--- Begin Dataset excerpts ---

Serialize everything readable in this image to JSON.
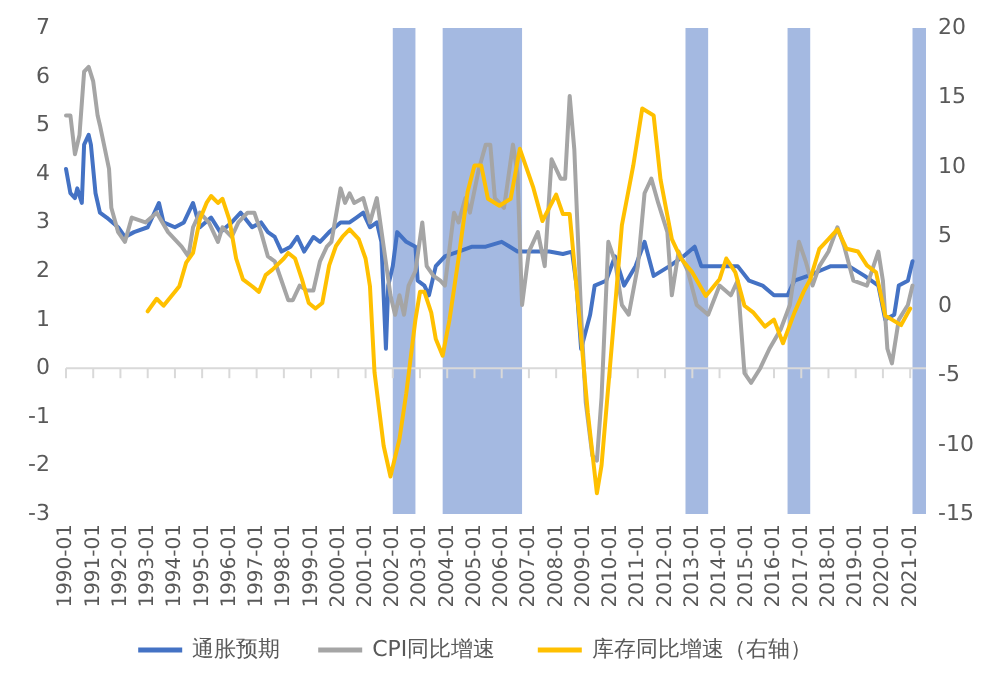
{
  "chart_data": {
    "type": "line",
    "xlim": [
      "1990-01",
      "2021-08"
    ],
    "xticks": [
      "1990-01",
      "1991-01",
      "1992-01",
      "1993-01",
      "1994-01",
      "1995-01",
      "1996-01",
      "1997-01",
      "1998-01",
      "1999-01",
      "2000-01",
      "2001-01",
      "2002-01",
      "2003-01",
      "2004-01",
      "2005-01",
      "2006-01",
      "2007-01",
      "2008-01",
      "2009-01",
      "2010-01",
      "2011-01",
      "2012-01",
      "2013-01",
      "2014-01",
      "2015-01",
      "2016-01",
      "2017-01",
      "2018-01",
      "2019-01",
      "2020-01",
      "2021-01"
    ],
    "ylim": [
      -3,
      7
    ],
    "yticks": [
      -3,
      -2,
      -1,
      0,
      1,
      2,
      3,
      4,
      5,
      6,
      7
    ],
    "y2lim": [
      -15,
      20
    ],
    "y2ticks": [
      -15,
      -10,
      -5,
      0,
      5,
      10,
      15,
      20
    ],
    "legend": "bottom",
    "bands": [
      {
        "axis": "x",
        "from": "2002-01",
        "to": "2002-11",
        "color": "#a4b9e1"
      },
      {
        "axis": "x",
        "from": "2003-11",
        "to": "2006-10",
        "color": "#a4b9e1"
      },
      {
        "axis": "x",
        "from": "2012-10",
        "to": "2013-08",
        "color": "#a4b9e1"
      },
      {
        "axis": "x",
        "from": "2016-07",
        "to": "2017-05",
        "color": "#a4b9e1"
      },
      {
        "axis": "x",
        "from": "2021-02",
        "to": "2021-08",
        "color": "#a4b9e1"
      }
    ],
    "series": [
      {
        "name": "通胀预期",
        "color": "#4472c4",
        "x": [
          "1990-01",
          "1990-03",
          "1990-05",
          "1990-06",
          "1990-08",
          "1990-09",
          "1990-11",
          "1990-12",
          "1991-02",
          "1991-04",
          "1991-07",
          "1991-12",
          "1992-03",
          "1992-07",
          "1993-01",
          "1993-06",
          "1993-08",
          "1994-01",
          "1994-05",
          "1994-09",
          "1994-12",
          "1995-05",
          "1995-09",
          "1996-02",
          "1996-06",
          "1996-11",
          "1997-03",
          "1997-06",
          "1997-09",
          "1997-12",
          "1998-04",
          "1998-07",
          "1998-10",
          "1999-02",
          "1999-05",
          "1999-09",
          "2000-02",
          "2000-06",
          "2000-09",
          "2000-12",
          "2001-03",
          "2001-06",
          "2001-08",
          "2001-10",
          "2001-11",
          "2002-01",
          "2002-03",
          "2002-07",
          "2002-11",
          "2002-12",
          "2003-03",
          "2003-05",
          "2003-08",
          "2003-12",
          "2004-06",
          "2004-12",
          "2005-06",
          "2006-01",
          "2006-08",
          "2007-03",
          "2007-10",
          "2008-04",
          "2008-08",
          "2008-10",
          "2008-12",
          "2009-04",
          "2009-06",
          "2009-11",
          "2010-03",
          "2010-07",
          "2010-12",
          "2011-04",
          "2011-08",
          "2012-03",
          "2012-09",
          "2013-02",
          "2013-05",
          "2014-02",
          "2014-09",
          "2015-02",
          "2015-08",
          "2016-01",
          "2016-07",
          "2016-10",
          "2017-04",
          "2017-09",
          "2018-02",
          "2018-10",
          "2019-05",
          "2019-11",
          "2020-02",
          "2020-06",
          "2020-08",
          "2020-12",
          "2021-02"
        ],
        "values": [
          4.1,
          3.6,
          3.5,
          3.7,
          3.4,
          4.6,
          4.8,
          4.6,
          3.6,
          3.2,
          3.1,
          2.9,
          2.7,
          2.8,
          2.9,
          3.4,
          3.0,
          2.9,
          3.0,
          3.4,
          2.9,
          3.1,
          2.8,
          3.0,
          3.2,
          2.9,
          3.0,
          2.8,
          2.7,
          2.4,
          2.5,
          2.7,
          2.4,
          2.7,
          2.6,
          2.8,
          3.0,
          3.0,
          3.1,
          3.2,
          2.9,
          3.0,
          2.6,
          0.4,
          1.7,
          2.1,
          2.8,
          2.6,
          2.5,
          1.8,
          1.7,
          1.5,
          2.1,
          2.3,
          2.4,
          2.5,
          2.5,
          2.6,
          2.4,
          2.4,
          2.4,
          2.35,
          2.4,
          1.7,
          0.4,
          1.1,
          1.7,
          1.8,
          2.3,
          1.7,
          2.1,
          2.6,
          1.9,
          2.1,
          2.3,
          2.5,
          2.1,
          2.1,
          2.1,
          1.8,
          1.7,
          1.5,
          1.5,
          1.8,
          1.9,
          2.0,
          2.1,
          2.1,
          1.9,
          1.7,
          1.0,
          1.1,
          1.7,
          1.8,
          2.2
        ]
      },
      {
        "name": "CPI同比增速",
        "color": "#a5a5a5",
        "x": [
          "1990-01",
          "1990-03",
          "1990-05",
          "1990-07",
          "1990-09",
          "1990-11",
          "1991-01",
          "1991-03",
          "1991-04",
          "1991-08",
          "1991-09",
          "1991-12",
          "1992-03",
          "1992-06",
          "1992-12",
          "1993-05",
          "1993-10",
          "1994-04",
          "1994-07",
          "1994-09",
          "1994-12",
          "1995-04",
          "1995-08",
          "1995-10",
          "1996-02",
          "1996-05",
          "1996-09",
          "1996-12",
          "1997-03",
          "1997-06",
          "1997-09",
          "1997-12",
          "1998-03",
          "1998-05",
          "1998-08",
          "1998-11",
          "1999-02",
          "1999-05",
          "1999-08",
          "1999-10",
          "2000-02",
          "2000-04",
          "2000-06",
          "2000-08",
          "2000-12",
          "2001-03",
          "2001-06",
          "2001-09",
          "2001-12",
          "2002-02",
          "2002-04",
          "2002-06",
          "2002-08",
          "2002-11",
          "2003-02",
          "2003-04",
          "2003-07",
          "2003-10",
          "2003-12",
          "2004-04",
          "2004-06",
          "2004-09",
          "2004-11",
          "2005-03",
          "2005-06",
          "2005-08",
          "2005-10",
          "2006-02",
          "2006-06",
          "2006-08",
          "2006-10",
          "2007-01",
          "2007-05",
          "2007-08",
          "2007-11",
          "2008-03",
          "2008-05",
          "2008-07",
          "2008-09",
          "2008-12",
          "2009-02",
          "2009-05",
          "2009-07",
          "2009-09",
          "2009-12",
          "2010-03",
          "2010-06",
          "2010-09",
          "2011-01",
          "2011-04",
          "2011-07",
          "2011-10",
          "2012-02",
          "2012-04",
          "2012-07",
          "2012-11",
          "2013-03",
          "2013-08",
          "2014-01",
          "2014-06",
          "2014-09",
          "2014-12",
          "2015-03",
          "2015-07",
          "2015-11",
          "2016-04",
          "2016-08",
          "2016-12",
          "2017-03",
          "2017-06",
          "2017-09",
          "2018-01",
          "2018-05",
          "2018-08",
          "2018-12",
          "2019-06",
          "2019-11",
          "2020-01",
          "2020-03",
          "2020-05",
          "2020-08",
          "2020-12",
          "2021-02"
        ],
        "values": [
          5.2,
          5.2,
          4.4,
          4.8,
          6.1,
          6.2,
          5.9,
          5.2,
          5.0,
          4.1,
          3.3,
          2.8,
          2.6,
          3.1,
          3.0,
          3.2,
          2.8,
          2.5,
          2.3,
          2.9,
          3.2,
          3.0,
          2.6,
          2.9,
          2.7,
          3.0,
          3.2,
          3.2,
          2.8,
          2.3,
          2.2,
          1.8,
          1.4,
          1.4,
          1.7,
          1.6,
          1.6,
          2.2,
          2.5,
          2.6,
          3.7,
          3.4,
          3.6,
          3.4,
          3.5,
          3.0,
          3.5,
          2.5,
          1.5,
          1.1,
          1.5,
          1.1,
          1.7,
          2.0,
          3.0,
          2.1,
          1.9,
          1.8,
          1.7,
          3.2,
          3.0,
          3.5,
          3.2,
          4.1,
          4.6,
          4.6,
          3.5,
          3.3,
          4.6,
          4.0,
          1.3,
          2.4,
          2.8,
          2.1,
          4.3,
          3.9,
          3.9,
          5.6,
          4.5,
          1.1,
          -0.7,
          -1.8,
          -1.9,
          -0.6,
          2.6,
          2.2,
          1.3,
          1.1,
          2.1,
          3.6,
          3.9,
          3.4,
          2.8,
          1.5,
          2.4,
          2.0,
          1.3,
          1.1,
          1.7,
          1.5,
          1.8,
          -0.1,
          -0.3,
          0.0,
          0.4,
          0.8,
          1.3,
          2.6,
          2.2,
          1.7,
          2.1,
          2.4,
          2.9,
          2.5,
          1.8,
          1.7,
          2.4,
          1.8,
          0.4,
          0.1,
          1.0,
          1.3,
          1.7
        ]
      },
      {
        "name": "库存同比增速（右轴）",
        "color": "#ffc000",
        "axis": "y2",
        "x": [
          "1993-01",
          "1993-05",
          "1993-08",
          "1994-01",
          "1994-03",
          "1994-06",
          "1994-09",
          "1994-12",
          "1995-03",
          "1995-05",
          "1995-08",
          "1995-10",
          "1996-01",
          "1996-04",
          "1996-07",
          "1996-11",
          "1997-02",
          "1997-05",
          "1997-08",
          "1998-01",
          "1998-03",
          "1998-06",
          "1998-09",
          "1998-12",
          "1999-03",
          "1999-06",
          "1999-09",
          "1999-12",
          "2000-03",
          "2000-06",
          "2000-10",
          "2001-01",
          "2001-03",
          "2001-05",
          "2001-09",
          "2001-12",
          "2002-04",
          "2002-07",
          "2002-11",
          "2003-01",
          "2003-03",
          "2003-06",
          "2003-08",
          "2003-11",
          "2004-02",
          "2004-06",
          "2004-10",
          "2005-01",
          "2005-04",
          "2005-07",
          "2005-12",
          "2006-05",
          "2006-09",
          "2007-03",
          "2007-07",
          "2008-01",
          "2008-04",
          "2008-07",
          "2008-11",
          "2009-03",
          "2009-07",
          "2009-09",
          "2010-02",
          "2010-06",
          "2010-11",
          "2011-03",
          "2011-08",
          "2011-11",
          "2012-04",
          "2012-08",
          "2013-01",
          "2013-07",
          "2014-01",
          "2014-04",
          "2014-08",
          "2014-12",
          "2015-04",
          "2015-09",
          "2016-01",
          "2016-05",
          "2016-10",
          "2017-02",
          "2017-05",
          "2017-09",
          "2018-01",
          "2018-05",
          "2018-09",
          "2019-02",
          "2019-06",
          "2019-10",
          "2020-02",
          "2020-05",
          "2020-09",
          "2021-01"
        ],
        "values": [
          -0.4,
          0.5,
          0.0,
          1.0,
          1.4,
          3.1,
          3.8,
          6.2,
          7.4,
          7.9,
          7.4,
          7.7,
          6.2,
          3.4,
          1.9,
          1.4,
          1.0,
          2.2,
          2.6,
          3.4,
          3.8,
          3.4,
          1.9,
          0.2,
          -0.2,
          0.2,
          2.9,
          4.3,
          5.0,
          5.5,
          4.8,
          3.4,
          1.4,
          -4.8,
          -10.1,
          -12.3,
          -9.6,
          -6.3,
          -1.0,
          1.0,
          1.0,
          -0.5,
          -2.4,
          -3.6,
          -1.0,
          3.4,
          8.2,
          10.1,
          10.1,
          7.7,
          7.2,
          7.7,
          11.3,
          8.5,
          6.1,
          8.0,
          6.6,
          6.6,
          -0.5,
          -7.7,
          -13.5,
          -11.5,
          -1.9,
          5.8,
          10.1,
          14.2,
          13.7,
          9.1,
          4.8,
          3.4,
          2.4,
          0.7,
          1.9,
          3.4,
          2.4,
          0.0,
          -0.5,
          -1.5,
          -1.0,
          -2.7,
          -0.5,
          1.0,
          1.9,
          4.1,
          4.8,
          5.5,
          4.1,
          3.9,
          2.9,
          2.4,
          -0.7,
          -1.0,
          -1.4,
          -0.2
        ]
      }
    ]
  }
}
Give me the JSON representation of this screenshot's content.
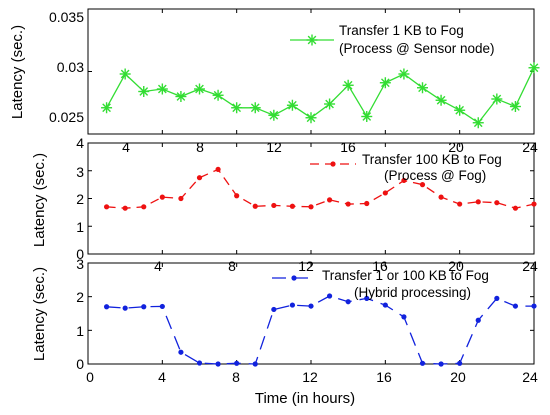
{
  "chart_data": [
    {
      "type": "line",
      "title": "",
      "xlabel": "",
      "ylabel": "Latency (sec.)",
      "xlim": [
        0,
        24
      ],
      "ylim": [
        0.025,
        0.035
      ],
      "xticks": [
        4,
        8,
        12,
        16,
        20,
        24
      ],
      "yticks": [
        0.025,
        0.03,
        0.035
      ],
      "ytick_labels": [
        "0.025",
        "0.03",
        "0.035"
      ],
      "legend_position": "top-right",
      "series": [
        {
          "name_lines": [
            "Transfer 1 KB to Fog",
            "(Process @ Sensor node)"
          ],
          "color": "#33dd33",
          "dash": "solid",
          "marker": "asterisk",
          "x": [
            1,
            2,
            3,
            4,
            5,
            6,
            7,
            8,
            9,
            10,
            11,
            12,
            13,
            14,
            15,
            16,
            17,
            18,
            19,
            20,
            21,
            22,
            23,
            24
          ],
          "y": [
            0.0271,
            0.0298,
            0.0284,
            0.0286,
            0.028,
            0.0286,
            0.0281,
            0.0271,
            0.0271,
            0.0265,
            0.0273,
            0.0263,
            0.0274,
            0.0289,
            0.0264,
            0.0291,
            0.0298,
            0.0287,
            0.0277,
            0.0269,
            0.0259,
            0.0278,
            0.0272,
            0.0303
          ]
        }
      ]
    },
    {
      "type": "line",
      "title": "",
      "xlabel": "",
      "ylabel": "Latency (sec.)",
      "xlim": [
        0,
        24
      ],
      "ylim": [
        0,
        4
      ],
      "xticks": [
        4,
        8,
        12,
        16,
        20,
        24
      ],
      "yticks": [
        0,
        1,
        2,
        3,
        4
      ],
      "ytick_labels": [
        "0",
        "1",
        "2",
        "3",
        "4"
      ],
      "legend_position": "top-right",
      "series": [
        {
          "name_lines": [
            "Transfer 100 KB to Fog",
            "(Process @ Fog)"
          ],
          "color": "#ee1111",
          "dash": "dashed",
          "marker": "dot",
          "x": [
            1,
            2,
            3,
            4,
            5,
            6,
            7,
            8,
            9,
            10,
            11,
            12,
            13,
            14,
            15,
            16,
            17,
            18,
            19,
            20,
            21,
            22,
            23,
            24
          ],
          "y": [
            1.7,
            1.65,
            1.7,
            2.05,
            2.0,
            2.75,
            3.05,
            2.1,
            1.72,
            1.75,
            1.72,
            1.7,
            1.95,
            1.8,
            1.82,
            2.2,
            2.65,
            2.5,
            2.05,
            1.8,
            1.88,
            1.85,
            1.65,
            1.8
          ]
        }
      ]
    },
    {
      "type": "line",
      "title": "",
      "xlabel": "Time (in hours)",
      "ylabel": "Latency (sec.)",
      "xlim": [
        0,
        24
      ],
      "ylim": [
        0,
        3
      ],
      "xticks": [
        0,
        4,
        8,
        12,
        16,
        20,
        24
      ],
      "yticks": [
        0,
        1,
        2,
        3
      ],
      "ytick_labels": [
        "0",
        "1",
        "2",
        "3"
      ],
      "legend_position": "top-right",
      "series": [
        {
          "name_lines": [
            "Transfer 1 or 100 KB to Fog",
            "(Hybrid processing)"
          ],
          "color": "#1122dd",
          "dash": "longdash",
          "marker": "dot",
          "x": [
            1,
            2,
            3,
            4,
            5,
            6,
            7,
            8,
            9,
            10,
            11,
            12,
            13,
            14,
            15,
            16,
            17,
            18,
            19,
            20,
            21,
            22,
            23,
            24
          ],
          "y": [
            1.7,
            1.66,
            1.7,
            1.71,
            0.35,
            0.03,
            0.0,
            0.02,
            0.0,
            1.62,
            1.75,
            1.72,
            2.02,
            1.85,
            1.95,
            1.75,
            1.4,
            0.02,
            0.0,
            0.02,
            1.3,
            1.95,
            1.72,
            1.72
          ]
        }
      ]
    }
  ]
}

--- End Dataset excerpts ---

- **Do this**: Count every line of the material above that holds the string "dash", then state only the total.

- **Written reply**: 3